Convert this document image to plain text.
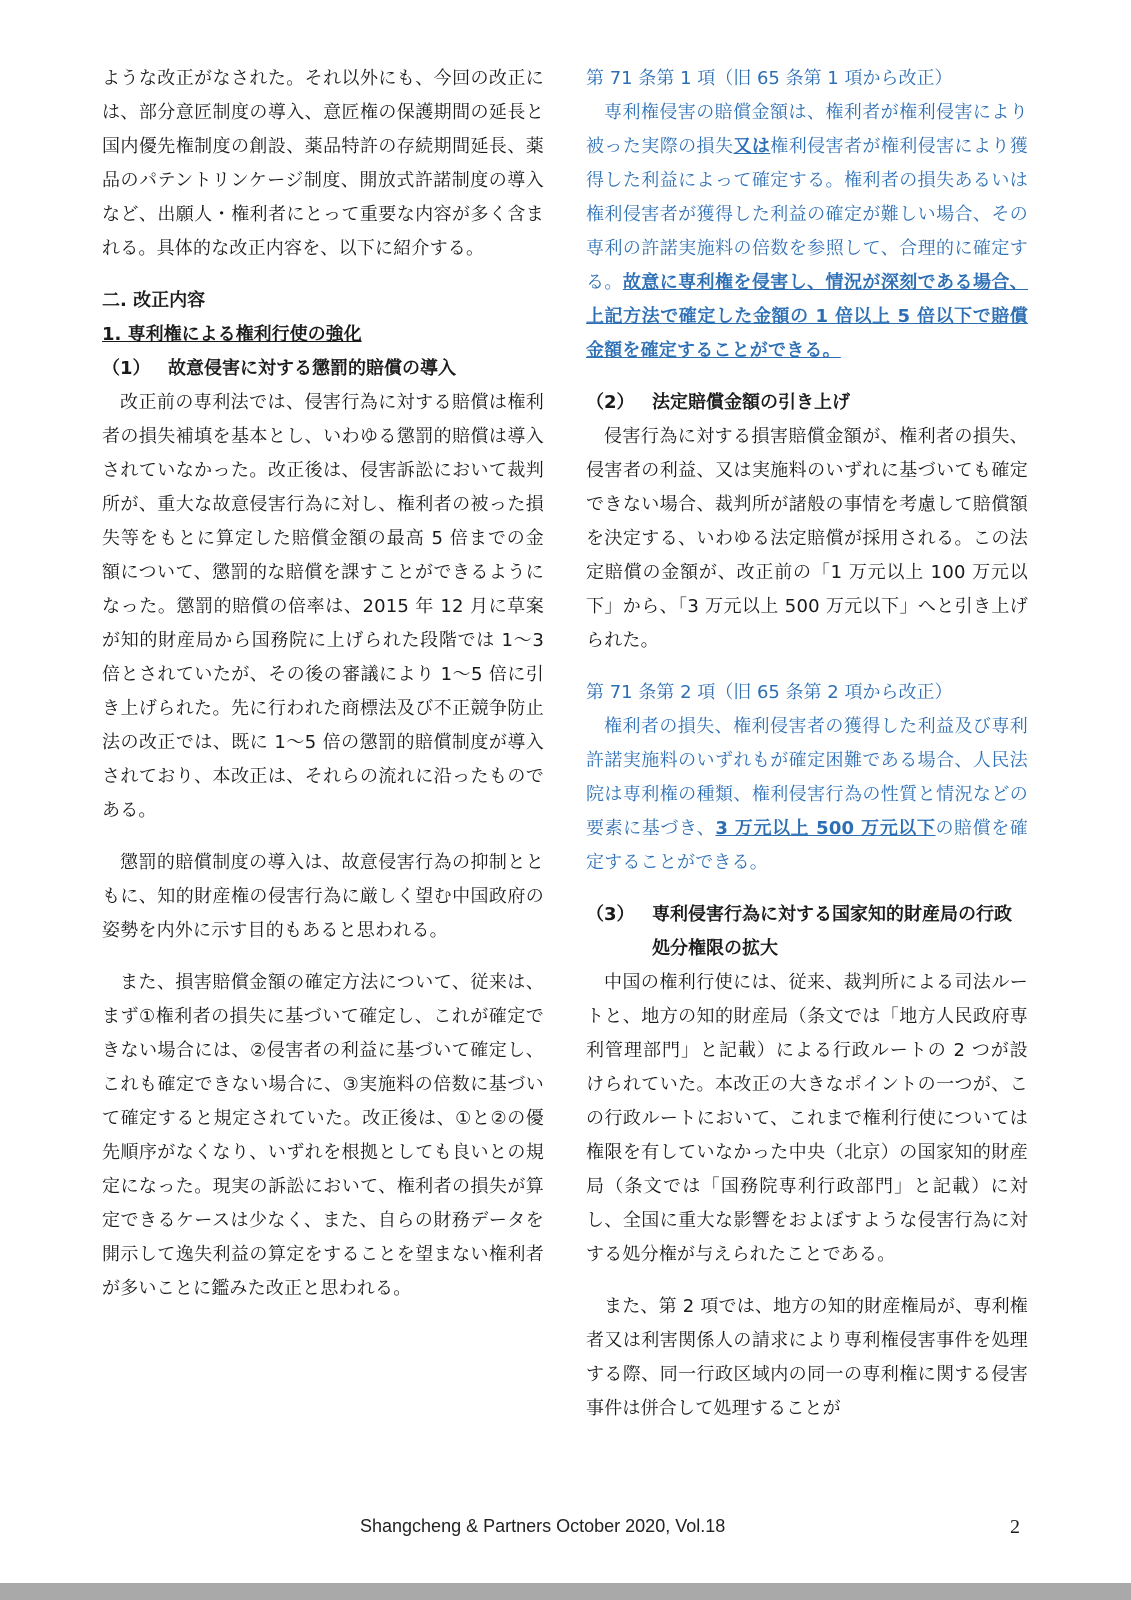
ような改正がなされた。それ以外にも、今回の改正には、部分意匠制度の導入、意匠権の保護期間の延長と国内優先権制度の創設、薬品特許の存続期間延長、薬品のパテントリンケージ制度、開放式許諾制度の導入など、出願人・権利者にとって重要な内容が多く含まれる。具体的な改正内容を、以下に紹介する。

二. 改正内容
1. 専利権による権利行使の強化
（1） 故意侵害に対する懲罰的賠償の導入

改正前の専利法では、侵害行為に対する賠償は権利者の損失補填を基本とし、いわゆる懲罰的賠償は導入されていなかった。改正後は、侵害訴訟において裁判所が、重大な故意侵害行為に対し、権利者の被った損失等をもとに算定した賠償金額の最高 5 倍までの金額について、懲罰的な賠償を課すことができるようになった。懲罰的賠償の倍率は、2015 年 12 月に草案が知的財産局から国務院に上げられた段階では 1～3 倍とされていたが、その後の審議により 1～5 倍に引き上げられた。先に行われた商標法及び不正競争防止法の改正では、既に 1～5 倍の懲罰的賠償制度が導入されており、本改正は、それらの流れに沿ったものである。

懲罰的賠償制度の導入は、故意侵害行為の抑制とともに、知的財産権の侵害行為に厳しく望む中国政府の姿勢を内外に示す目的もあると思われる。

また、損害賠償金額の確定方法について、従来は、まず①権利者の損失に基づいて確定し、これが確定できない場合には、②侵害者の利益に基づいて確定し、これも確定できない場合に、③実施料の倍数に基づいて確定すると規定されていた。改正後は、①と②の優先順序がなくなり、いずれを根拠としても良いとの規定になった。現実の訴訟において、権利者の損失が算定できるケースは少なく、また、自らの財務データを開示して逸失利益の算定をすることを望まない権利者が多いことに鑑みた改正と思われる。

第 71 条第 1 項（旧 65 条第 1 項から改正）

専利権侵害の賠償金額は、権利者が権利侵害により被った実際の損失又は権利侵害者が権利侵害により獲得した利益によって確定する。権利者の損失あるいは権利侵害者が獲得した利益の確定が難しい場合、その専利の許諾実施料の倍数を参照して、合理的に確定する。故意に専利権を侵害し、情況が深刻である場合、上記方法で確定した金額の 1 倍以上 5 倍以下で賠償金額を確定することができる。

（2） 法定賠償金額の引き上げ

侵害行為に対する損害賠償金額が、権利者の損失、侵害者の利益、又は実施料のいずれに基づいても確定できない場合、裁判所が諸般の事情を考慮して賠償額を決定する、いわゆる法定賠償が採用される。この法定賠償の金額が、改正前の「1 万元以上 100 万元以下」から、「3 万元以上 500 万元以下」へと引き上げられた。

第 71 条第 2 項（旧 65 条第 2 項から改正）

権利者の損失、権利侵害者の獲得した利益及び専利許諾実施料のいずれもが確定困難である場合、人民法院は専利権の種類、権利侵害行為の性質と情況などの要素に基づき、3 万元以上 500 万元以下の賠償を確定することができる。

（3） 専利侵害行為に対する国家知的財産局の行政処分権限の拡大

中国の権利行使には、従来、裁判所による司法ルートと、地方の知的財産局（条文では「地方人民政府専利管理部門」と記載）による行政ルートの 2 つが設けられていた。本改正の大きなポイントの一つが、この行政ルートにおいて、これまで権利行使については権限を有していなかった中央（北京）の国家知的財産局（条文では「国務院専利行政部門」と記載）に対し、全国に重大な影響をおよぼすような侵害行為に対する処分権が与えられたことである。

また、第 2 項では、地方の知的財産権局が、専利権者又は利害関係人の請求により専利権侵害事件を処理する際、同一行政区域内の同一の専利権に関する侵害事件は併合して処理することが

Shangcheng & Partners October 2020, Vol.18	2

:: What the exercise asks ::
Quote every line word for word and keep the images out of the copy.

:: The output ::
Convert this document image to plain text.
ような改正がなされた。それ以外にも、今回の改正には、部分意匠制度の導入、意匠権の保護期間の延長と国内優先権制度の創設、薬品特許の存続期間延長、薬品のパテントリンケージ制度、開放式許諾制度の導入など、出願人・権利者にとって重要な内容が多く含まれる。具体的な改正内容を、以下に紹介する。

二. 改正内容
1. 専利権による権利行使の強化
（1） 故意侵害に対する懲罰的賠償の導入

改正前の専利法では、侵害行為に対する賠償は権利者の損失補填を基本とし、いわゆる懲罰的賠償は導入されていなかった。改正後は、侵害訴訟において裁判所が、重大な故意侵害行為に対し、権利者の被った損失等をもとに算定した賠償金額の最高 5 倍までの金額について、懲罰的な賠償を課すことができるようになった。懲罰的賠償の倍率は、2015 年 12 月に草案が知的財産局から国務院に上げられた段階では 1～3 倍とされていたが、その後の審議により 1～5 倍に引き上げられた。先に行われた商標法及び不正競争防止法の改正では、既に 1～5 倍の懲罰的賠償制度が導入されており、本改正は、それらの流れに沿ったものである。

懲罰的賠償制度の導入は、故意侵害行為の抑制とともに、知的財産権の侵害行為に厳しく望む中国政府の姿勢を内外に示す目的もあると思われる。

また、損害賠償金額の確定方法について、従来は、まず①権利者の損失に基づいて確定し、これが確定できない場合には、②侵害者の利益に基づいて確定し、これも確定できない場合に、③実施料の倍数に基づいて確定すると規定されていた。改正後は、①と②の優先順序がなくなり、いずれを根拠としても良いとの規定になった。現実の訴訟において、権利者の損失が算定できるケースは少なく、また、自らの財務データを開示して逸失利益の算定をすることを望まない権利者が多いことに鑑みた改正と思われる。

第 71 条第 1 項（旧 65 条第 1 項から改正）

専利権侵害の賠償金額は、権利者が権利侵害により被った実際の損失又は権利侵害者が権利侵害により獲得した利益によって確定する。権利者の損失あるいは権利侵害者が獲得した利益の確定が難しい場合、その専利の許諾実施料の倍数を参照して、合理的に確定する。故意に専利権を侵害し、情況が深刻である場合、上記方法で確定した金額の 1 倍以上 5 倍以下で賠償金額を確定することができる。

（2） 法定賠償金額の引き上げ

侵害行為に対する損害賠償金額が、権利者の損失、侵害者の利益、又は実施料のいずれに基づいても確定できない場合、裁判所が諸般の事情を考慮して賠償額を決定する、いわゆる法定賠償が採用される。この法定賠償の金額が、改正前の「1 万元以上 100 万元以下」から、「3 万元以上 500 万元以下」へと引き上げられた。

第 71 条第 2 項（旧 65 条第 2 項から改正）

権利者の損失、権利侵害者の獲得した利益及び専利許諾実施料のいずれもが確定困難である場合、人民法院は専利権の種類、権利侵害行為の性質と情況などの要素に基づき、3 万元以上 500 万元以下の賠償を確定することができる。

（3） 専利侵害行為に対する国家知的財産局の行政処分権限の拡大

中国の権利行使には、従来、裁判所による司法ルートと、地方の知的財産局（条文では「地方人民政府専利管理部門」と記載）による行政ルートの 2 つが設けられていた。本改正の大きなポイントの一つが、この行政ルートにおいて、これまで権利行使については権限を有していなかった中央（北京）の国家知的財産局（条文では「国務院専利行政部門」と記載）に対し、全国に重大な影響をおよぼすような侵害行為に対する処分権が与えられたことである。

また、第 2 項では、地方の知的財産権局が、専利権者又は利害関係人の請求により専利権侵害事件を処理する際、同一行政区域内の同一の専利権に関する侵害事件は併合して処理することが

Shangcheng & Partners October 2020, Vol.18	2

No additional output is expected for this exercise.